GIVEN DATA =>
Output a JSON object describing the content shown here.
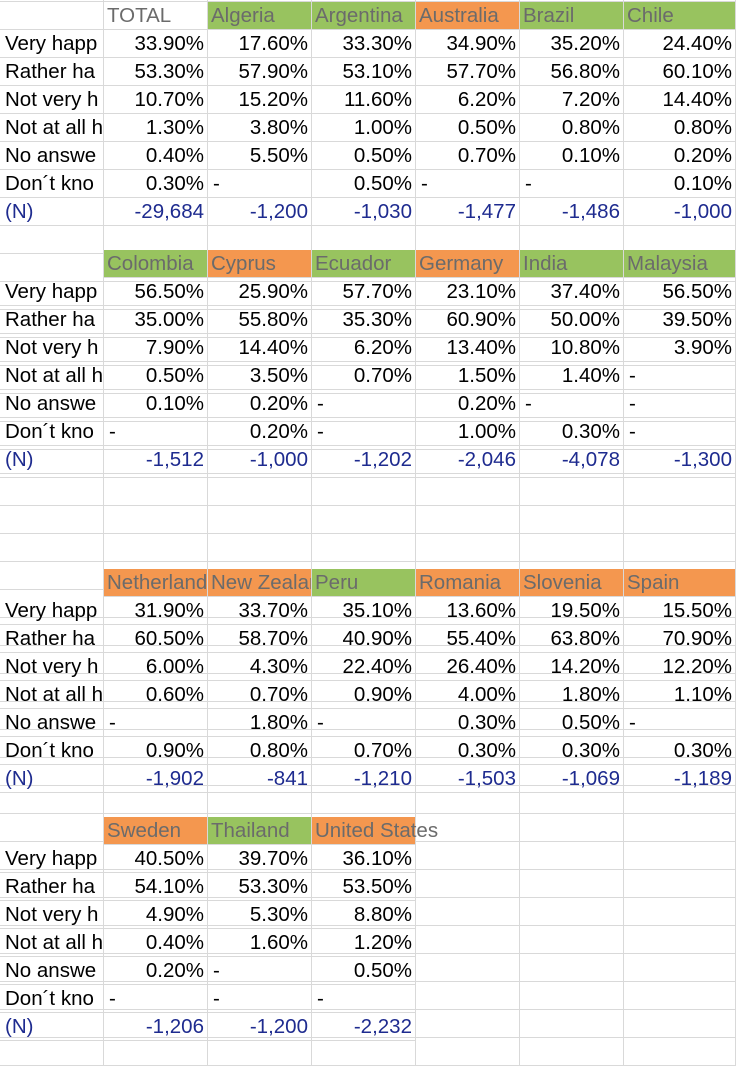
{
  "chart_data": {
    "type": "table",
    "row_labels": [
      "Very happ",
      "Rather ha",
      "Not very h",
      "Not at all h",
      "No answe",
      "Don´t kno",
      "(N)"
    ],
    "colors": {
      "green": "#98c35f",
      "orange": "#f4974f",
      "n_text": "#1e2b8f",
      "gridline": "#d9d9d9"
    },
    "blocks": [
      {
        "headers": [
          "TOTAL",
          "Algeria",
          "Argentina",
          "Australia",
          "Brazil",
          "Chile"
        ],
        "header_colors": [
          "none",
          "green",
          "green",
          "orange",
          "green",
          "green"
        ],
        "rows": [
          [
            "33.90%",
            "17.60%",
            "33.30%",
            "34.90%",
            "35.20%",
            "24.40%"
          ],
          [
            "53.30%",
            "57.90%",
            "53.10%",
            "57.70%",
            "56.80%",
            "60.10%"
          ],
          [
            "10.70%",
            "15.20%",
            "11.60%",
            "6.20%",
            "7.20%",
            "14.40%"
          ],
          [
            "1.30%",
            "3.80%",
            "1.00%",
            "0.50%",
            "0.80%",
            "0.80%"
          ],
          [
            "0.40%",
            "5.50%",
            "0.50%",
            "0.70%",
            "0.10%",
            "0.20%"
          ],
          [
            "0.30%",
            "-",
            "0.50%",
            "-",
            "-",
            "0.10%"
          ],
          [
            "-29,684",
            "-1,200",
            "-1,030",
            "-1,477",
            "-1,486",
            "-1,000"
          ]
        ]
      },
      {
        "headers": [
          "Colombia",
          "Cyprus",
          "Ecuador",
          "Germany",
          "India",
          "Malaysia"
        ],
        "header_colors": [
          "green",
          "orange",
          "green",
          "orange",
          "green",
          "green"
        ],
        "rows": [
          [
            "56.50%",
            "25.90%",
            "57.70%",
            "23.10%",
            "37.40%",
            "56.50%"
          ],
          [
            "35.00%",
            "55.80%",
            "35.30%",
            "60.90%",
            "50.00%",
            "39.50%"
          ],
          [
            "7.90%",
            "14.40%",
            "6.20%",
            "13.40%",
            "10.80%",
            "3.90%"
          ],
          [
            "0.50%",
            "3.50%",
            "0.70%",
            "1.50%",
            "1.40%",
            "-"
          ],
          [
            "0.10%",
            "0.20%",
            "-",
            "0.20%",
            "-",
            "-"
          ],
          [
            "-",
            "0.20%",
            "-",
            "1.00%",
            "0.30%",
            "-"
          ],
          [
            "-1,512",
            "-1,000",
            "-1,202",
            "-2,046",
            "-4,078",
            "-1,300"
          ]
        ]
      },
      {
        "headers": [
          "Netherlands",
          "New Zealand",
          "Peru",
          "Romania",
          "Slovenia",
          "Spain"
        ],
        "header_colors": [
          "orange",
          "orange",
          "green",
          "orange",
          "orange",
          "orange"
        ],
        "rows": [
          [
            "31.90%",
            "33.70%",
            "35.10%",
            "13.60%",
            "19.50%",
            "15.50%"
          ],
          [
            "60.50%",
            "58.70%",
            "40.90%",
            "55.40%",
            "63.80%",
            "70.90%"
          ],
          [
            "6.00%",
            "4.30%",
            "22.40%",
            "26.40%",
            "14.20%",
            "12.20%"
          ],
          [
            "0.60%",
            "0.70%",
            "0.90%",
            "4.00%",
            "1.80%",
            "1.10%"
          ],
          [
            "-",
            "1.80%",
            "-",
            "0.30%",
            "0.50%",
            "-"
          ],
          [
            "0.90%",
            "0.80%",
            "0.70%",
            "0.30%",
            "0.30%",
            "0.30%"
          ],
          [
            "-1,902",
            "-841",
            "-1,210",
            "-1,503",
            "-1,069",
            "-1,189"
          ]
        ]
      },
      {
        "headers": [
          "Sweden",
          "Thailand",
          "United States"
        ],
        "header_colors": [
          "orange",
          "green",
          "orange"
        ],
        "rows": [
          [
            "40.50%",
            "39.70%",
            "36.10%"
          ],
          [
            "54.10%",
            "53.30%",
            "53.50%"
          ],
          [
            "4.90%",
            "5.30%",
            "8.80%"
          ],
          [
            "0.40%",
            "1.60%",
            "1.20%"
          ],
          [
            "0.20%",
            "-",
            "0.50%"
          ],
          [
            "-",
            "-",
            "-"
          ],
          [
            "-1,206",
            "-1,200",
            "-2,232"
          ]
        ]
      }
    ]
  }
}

WRITTEN REQUEST => In the copy, include all records verbatim but no images.

OUTPUT OF THE EXERCISE =>
Output a JSON object describing the content shown here.
{
  "chart_data": {
    "type": "table",
    "row_labels": [
      "Very happ",
      "Rather ha",
      "Not very h",
      "Not at all h",
      "No answe",
      "Don´t kno",
      "(N)"
    ],
    "colors": {
      "green": "#98c35f",
      "orange": "#f4974f",
      "n_text": "#1e2b8f",
      "gridline": "#d9d9d9"
    },
    "blocks": [
      {
        "headers": [
          "TOTAL",
          "Algeria",
          "Argentina",
          "Australia",
          "Brazil",
          "Chile"
        ],
        "header_colors": [
          "none",
          "green",
          "green",
          "orange",
          "green",
          "green"
        ],
        "rows": [
          [
            "33.90%",
            "17.60%",
            "33.30%",
            "34.90%",
            "35.20%",
            "24.40%"
          ],
          [
            "53.30%",
            "57.90%",
            "53.10%",
            "57.70%",
            "56.80%",
            "60.10%"
          ],
          [
            "10.70%",
            "15.20%",
            "11.60%",
            "6.20%",
            "7.20%",
            "14.40%"
          ],
          [
            "1.30%",
            "3.80%",
            "1.00%",
            "0.50%",
            "0.80%",
            "0.80%"
          ],
          [
            "0.40%",
            "5.50%",
            "0.50%",
            "0.70%",
            "0.10%",
            "0.20%"
          ],
          [
            "0.30%",
            "-",
            "0.50%",
            "-",
            "-",
            "0.10%"
          ],
          [
            "-29,684",
            "-1,200",
            "-1,030",
            "-1,477",
            "-1,486",
            "-1,000"
          ]
        ]
      },
      {
        "headers": [
          "Colombia",
          "Cyprus",
          "Ecuador",
          "Germany",
          "India",
          "Malaysia"
        ],
        "header_colors": [
          "green",
          "orange",
          "green",
          "orange",
          "green",
          "green"
        ],
        "rows": [
          [
            "56.50%",
            "25.90%",
            "57.70%",
            "23.10%",
            "37.40%",
            "56.50%"
          ],
          [
            "35.00%",
            "55.80%",
            "35.30%",
            "60.90%",
            "50.00%",
            "39.50%"
          ],
          [
            "7.90%",
            "14.40%",
            "6.20%",
            "13.40%",
            "10.80%",
            "3.90%"
          ],
          [
            "0.50%",
            "3.50%",
            "0.70%",
            "1.50%",
            "1.40%",
            "-"
          ],
          [
            "0.10%",
            "0.20%",
            "-",
            "0.20%",
            "-",
            "-"
          ],
          [
            "-",
            "0.20%",
            "-",
            "1.00%",
            "0.30%",
            "-"
          ],
          [
            "-1,512",
            "-1,000",
            "-1,202",
            "-2,046",
            "-4,078",
            "-1,300"
          ]
        ]
      },
      {
        "headers": [
          "Netherlands",
          "New Zealand",
          "Peru",
          "Romania",
          "Slovenia",
          "Spain"
        ],
        "header_colors": [
          "orange",
          "orange",
          "green",
          "orange",
          "orange",
          "orange"
        ],
        "rows": [
          [
            "31.90%",
            "33.70%",
            "35.10%",
            "13.60%",
            "19.50%",
            "15.50%"
          ],
          [
            "60.50%",
            "58.70%",
            "40.90%",
            "55.40%",
            "63.80%",
            "70.90%"
          ],
          [
            "6.00%",
            "4.30%",
            "22.40%",
            "26.40%",
            "14.20%",
            "12.20%"
          ],
          [
            "0.60%",
            "0.70%",
            "0.90%",
            "4.00%",
            "1.80%",
            "1.10%"
          ],
          [
            "-",
            "1.80%",
            "-",
            "0.30%",
            "0.50%",
            "-"
          ],
          [
            "0.90%",
            "0.80%",
            "0.70%",
            "0.30%",
            "0.30%",
            "0.30%"
          ],
          [
            "-1,902",
            "-841",
            "-1,210",
            "-1,503",
            "-1,069",
            "-1,189"
          ]
        ]
      },
      {
        "headers": [
          "Sweden",
          "Thailand",
          "United States"
        ],
        "header_colors": [
          "orange",
          "green",
          "orange"
        ],
        "rows": [
          [
            "40.50%",
            "39.70%",
            "36.10%"
          ],
          [
            "54.10%",
            "53.30%",
            "53.50%"
          ],
          [
            "4.90%",
            "5.30%",
            "8.80%"
          ],
          [
            "0.40%",
            "1.60%",
            "1.20%"
          ],
          [
            "0.20%",
            "-",
            "0.50%"
          ],
          [
            "-",
            "-",
            "-"
          ],
          [
            "-1,206",
            "-1,200",
            "-2,232"
          ]
        ]
      }
    ]
  }
}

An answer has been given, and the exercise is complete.